Records from a data collection
▬▬▬

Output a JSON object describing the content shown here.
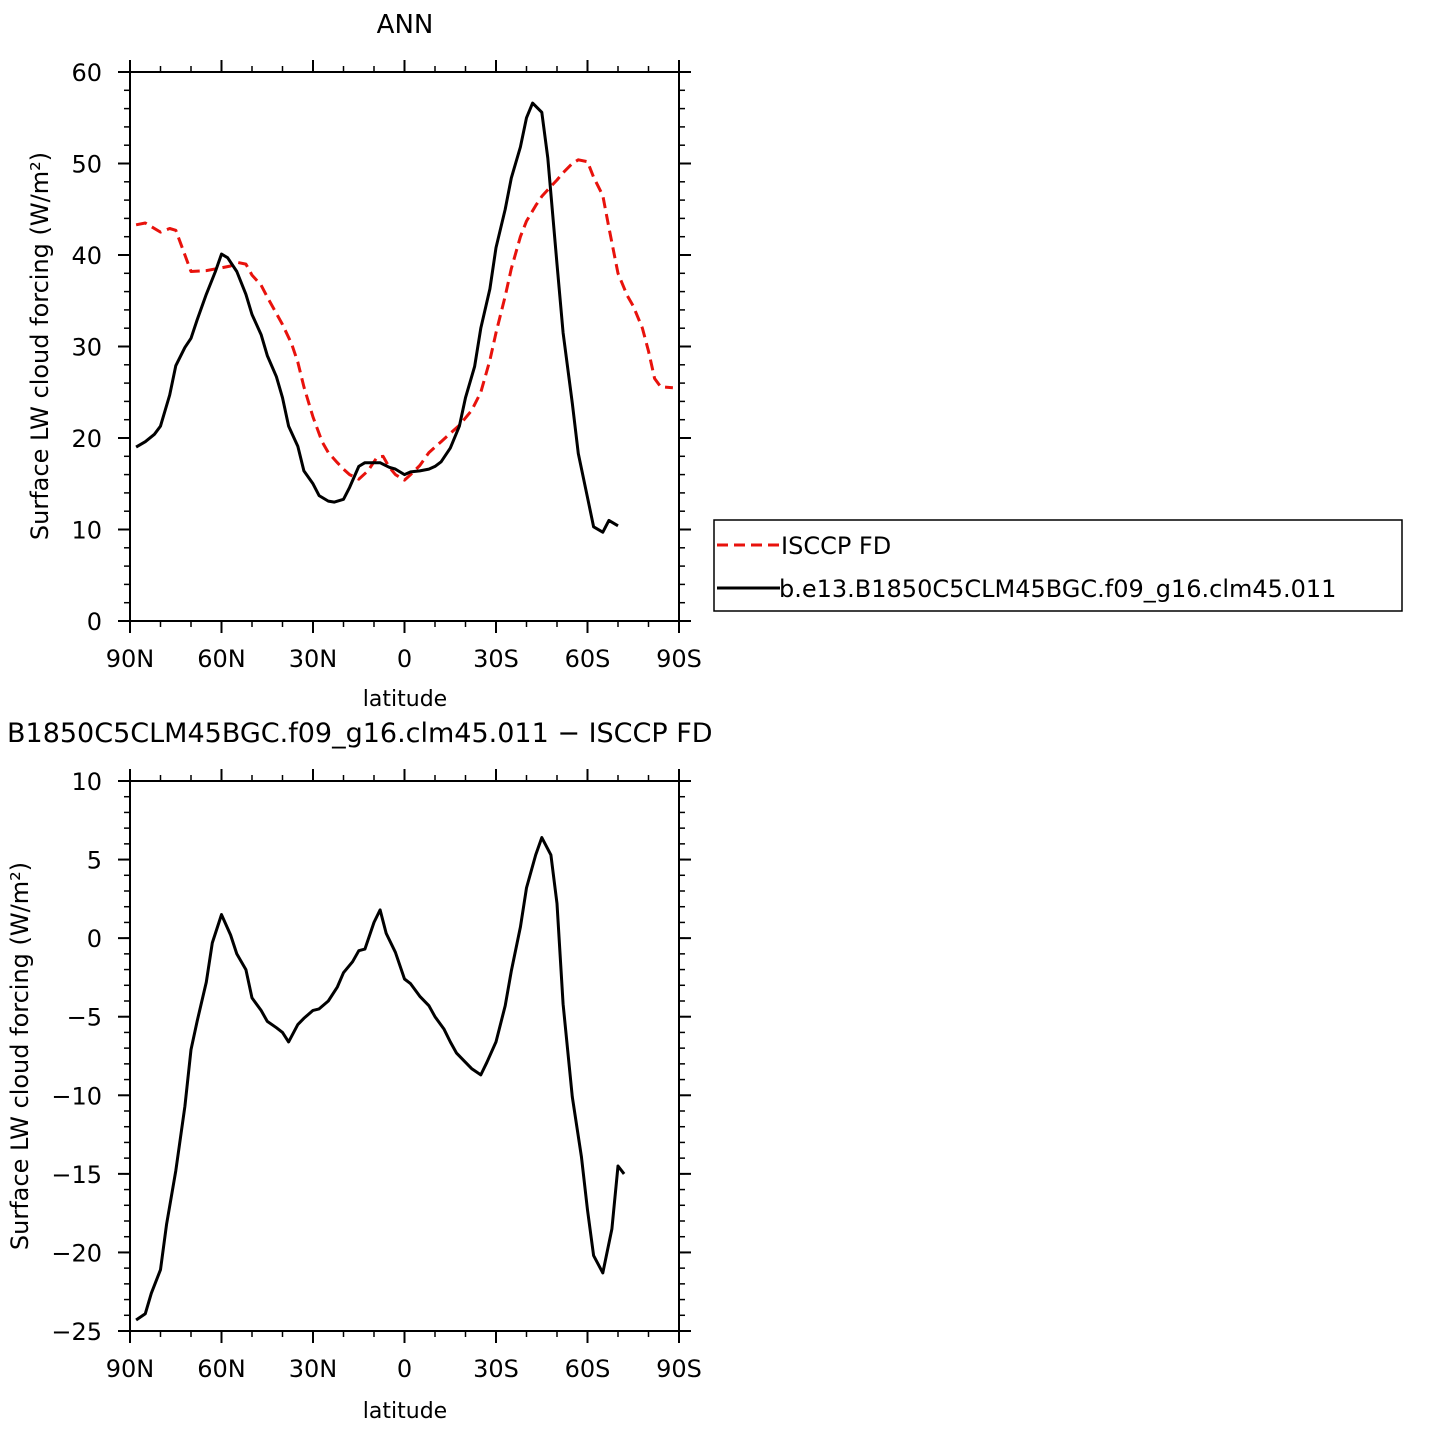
{
  "chart_data": [
    {
      "type": "line",
      "title": "ANN",
      "xlabel": "latitude",
      "ylabel": "Surface LW cloud forcing (W/m²)",
      "xlim": [
        90,
        -90
      ],
      "ylim": [
        0,
        60
      ],
      "x_ticks": [
        90,
        60,
        30,
        0,
        -30,
        -60,
        -90
      ],
      "x_tick_labels": [
        "90N",
        "60N",
        "30N",
        "0",
        "30S",
        "60S",
        "90S"
      ],
      "y_ticks": [
        0,
        10,
        20,
        30,
        40,
        50,
        60
      ],
      "y_tick_labels": [
        "0",
        "10",
        "20",
        "30",
        "40",
        "50",
        "60"
      ],
      "legend_placement": "right",
      "series": [
        {
          "name": "ISCCP FD",
          "color": "#e8120c",
          "dash": "dashed",
          "points": [
            [
              88,
              43.3
            ],
            [
              85,
              43.5
            ],
            [
              80,
              42.5
            ],
            [
              77,
              42.9
            ],
            [
              75,
              42.7
            ],
            [
              70,
              38.2
            ],
            [
              65,
              38.3
            ],
            [
              60,
              38.6
            ],
            [
              57,
              38.8
            ],
            [
              55,
              39.2
            ],
            [
              52,
              39.0
            ],
            [
              50,
              37.8
            ],
            [
              47,
              36.7
            ],
            [
              45,
              35.4
            ],
            [
              40,
              32.4
            ],
            [
              37,
              30.3
            ],
            [
              35,
              28.3
            ],
            [
              33,
              25.6
            ],
            [
              30,
              22.3
            ],
            [
              27,
              19.6
            ],
            [
              25,
              18.4
            ],
            [
              22,
              17.3
            ],
            [
              20,
              16.6
            ],
            [
              18,
              16.0
            ],
            [
              15,
              15.5
            ],
            [
              12,
              16.4
            ],
            [
              9,
              17.9
            ],
            [
              7,
              18.0
            ],
            [
              5,
              16.8
            ],
            [
              3,
              16.0
            ],
            [
              0,
              15.4
            ],
            [
              -2,
              16.0
            ],
            [
              -5,
              17.0
            ],
            [
              -8,
              18.4
            ],
            [
              -12,
              19.6
            ],
            [
              -15,
              20.5
            ],
            [
              -18,
              21.4
            ],
            [
              -22,
              23.0
            ],
            [
              -25,
              25.0
            ],
            [
              -28,
              28.5
            ],
            [
              -30,
              31.5
            ],
            [
              -33,
              35.5
            ],
            [
              -35,
              38.5
            ],
            [
              -38,
              42.0
            ],
            [
              -40,
              43.7
            ],
            [
              -43,
              45.4
            ],
            [
              -45,
              46.4
            ],
            [
              -48,
              47.5
            ],
            [
              -50,
              48.2
            ],
            [
              -52,
              49.0
            ],
            [
              -55,
              50.0
            ],
            [
              -57,
              50.4
            ],
            [
              -60,
              50.2
            ],
            [
              -62,
              48.5
            ],
            [
              -65,
              46.5
            ],
            [
              -67,
              43.0
            ],
            [
              -70,
              38.0
            ],
            [
              -73,
              35.6
            ],
            [
              -75,
              34.4
            ],
            [
              -78,
              32.0
            ],
            [
              -80,
              29.5
            ],
            [
              -82,
              26.5
            ],
            [
              -84,
              25.6
            ],
            [
              -88,
              25.5
            ]
          ]
        },
        {
          "name": "b.e13.B1850C5CLM45BGC.f09_g16.clm45.011",
          "color": "#000000",
          "dash": "solid",
          "points": [
            [
              88,
              19.0
            ],
            [
              85,
              19.6
            ],
            [
              82,
              20.4
            ],
            [
              80,
              21.3
            ],
            [
              77,
              24.7
            ],
            [
              75,
              27.9
            ],
            [
              72,
              29.9
            ],
            [
              70,
              30.9
            ],
            [
              68,
              32.9
            ],
            [
              65,
              35.7
            ],
            [
              62,
              38.2
            ],
            [
              60,
              40.1
            ],
            [
              58,
              39.7
            ],
            [
              55,
              38.2
            ],
            [
              52,
              35.7
            ],
            [
              50,
              33.5
            ],
            [
              47,
              31.3
            ],
            [
              45,
              29.0
            ],
            [
              42,
              26.7
            ],
            [
              40,
              24.4
            ],
            [
              38,
              21.3
            ],
            [
              35,
              19.1
            ],
            [
              33,
              16.4
            ],
            [
              30,
              15.0
            ],
            [
              28,
              13.7
            ],
            [
              25,
              13.1
            ],
            [
              23,
              13.0
            ],
            [
              20,
              13.3
            ],
            [
              18,
              14.6
            ],
            [
              15,
              16.9
            ],
            [
              13,
              17.3
            ],
            [
              10,
              17.3
            ],
            [
              8,
              17.3
            ],
            [
              5,
              16.8
            ],
            [
              3,
              16.6
            ],
            [
              0,
              16.0
            ],
            [
              -2,
              16.3
            ],
            [
              -5,
              16.4
            ],
            [
              -8,
              16.6
            ],
            [
              -10,
              16.9
            ],
            [
              -12,
              17.4
            ],
            [
              -15,
              18.9
            ],
            [
              -18,
              21.3
            ],
            [
              -20,
              24.4
            ],
            [
              -23,
              27.8
            ],
            [
              -25,
              32.0
            ],
            [
              -28,
              36.3
            ],
            [
              -30,
              40.8
            ],
            [
              -33,
              45.0
            ],
            [
              -35,
              48.4
            ],
            [
              -38,
              51.8
            ],
            [
              -40,
              55.0
            ],
            [
              -42,
              56.6
            ],
            [
              -45,
              55.6
            ],
            [
              -47,
              50.6
            ],
            [
              -50,
              39.0
            ],
            [
              -52,
              31.5
            ],
            [
              -55,
              23.8
            ],
            [
              -57,
              18.3
            ],
            [
              -60,
              13.5
            ],
            [
              -62,
              10.3
            ],
            [
              -65,
              9.7
            ],
            [
              -67,
              11.0
            ],
            [
              -70,
              10.4
            ]
          ]
        }
      ]
    },
    {
      "type": "line",
      "title": "B1850C5CLM45BGC.f09_g16.clm45.011 − ISCCP FD",
      "xlabel": "latitude",
      "ylabel": "Surface LW cloud forcing (W/m²)",
      "xlim": [
        90,
        -90
      ],
      "ylim": [
        -25,
        10
      ],
      "x_ticks": [
        90,
        60,
        30,
        0,
        -30,
        -60,
        -90
      ],
      "x_tick_labels": [
        "90N",
        "60N",
        "30N",
        "0",
        "30S",
        "60S",
        "90S"
      ],
      "y_ticks": [
        -25,
        -20,
        -15,
        -10,
        -5,
        0,
        5,
        10
      ],
      "y_tick_labels": [
        "−25",
        "−20",
        "−15",
        "−10",
        "−5",
        "0",
        "5",
        "10"
      ],
      "series": [
        {
          "color": "#000000",
          "dash": "solid",
          "points": [
            [
              88,
              -24.3
            ],
            [
              85,
              -23.9
            ],
            [
              83,
              -22.6
            ],
            [
              80,
              -21.1
            ],
            [
              78,
              -18.2
            ],
            [
              75,
              -14.8
            ],
            [
              72,
              -10.7
            ],
            [
              70,
              -7.1
            ],
            [
              68,
              -5.3
            ],
            [
              65,
              -2.8
            ],
            [
              63,
              -0.3
            ],
            [
              60,
              1.5
            ],
            [
              57,
              0.2
            ],
            [
              55,
              -1.0
            ],
            [
              52,
              -2.0
            ],
            [
              50,
              -3.8
            ],
            [
              47,
              -4.6
            ],
            [
              45,
              -5.3
            ],
            [
              42,
              -5.7
            ],
            [
              40,
              -6.0
            ],
            [
              38,
              -6.6
            ],
            [
              35,
              -5.5
            ],
            [
              33,
              -5.1
            ],
            [
              30,
              -4.6
            ],
            [
              28,
              -4.5
            ],
            [
              25,
              -4.0
            ],
            [
              22,
              -3.1
            ],
            [
              20,
              -2.2
            ],
            [
              17,
              -1.5
            ],
            [
              15,
              -0.8
            ],
            [
              13,
              -0.7
            ],
            [
              10,
              1.0
            ],
            [
              8,
              1.8
            ],
            [
              6,
              0.3
            ],
            [
              3,
              -0.9
            ],
            [
              0,
              -2.6
            ],
            [
              -2,
              -2.9
            ],
            [
              -5,
              -3.7
            ],
            [
              -8,
              -4.3
            ],
            [
              -10,
              -5.0
            ],
            [
              -13,
              -5.8
            ],
            [
              -15,
              -6.6
            ],
            [
              -17,
              -7.3
            ],
            [
              -20,
              -7.9
            ],
            [
              -22,
              -8.3
            ],
            [
              -25,
              -8.7
            ],
            [
              -27,
              -7.9
            ],
            [
              -30,
              -6.6
            ],
            [
              -33,
              -4.3
            ],
            [
              -35,
              -2.1
            ],
            [
              -38,
              0.7
            ],
            [
              -40,
              3.2
            ],
            [
              -43,
              5.3
            ],
            [
              -45,
              6.4
            ],
            [
              -48,
              5.3
            ],
            [
              -50,
              2.2
            ],
            [
              -52,
              -4.2
            ],
            [
              -55,
              -10.1
            ],
            [
              -58,
              -13.9
            ],
            [
              -60,
              -17.3
            ],
            [
              -62,
              -20.2
            ],
            [
              -65,
              -21.3
            ],
            [
              -68,
              -18.5
            ],
            [
              -70,
              -14.5
            ],
            [
              -72,
              -15.0
            ]
          ]
        }
      ]
    }
  ]
}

▬▬▬

**DIRECTION**
Report all lines of the material that contain the word "name".

**SOLUTION TO THIS PROBLEM**
          "name": "ISCCP FD",
          "name": "b.e13.B1850C5CLM45BGC.f09_g16.clm45.011",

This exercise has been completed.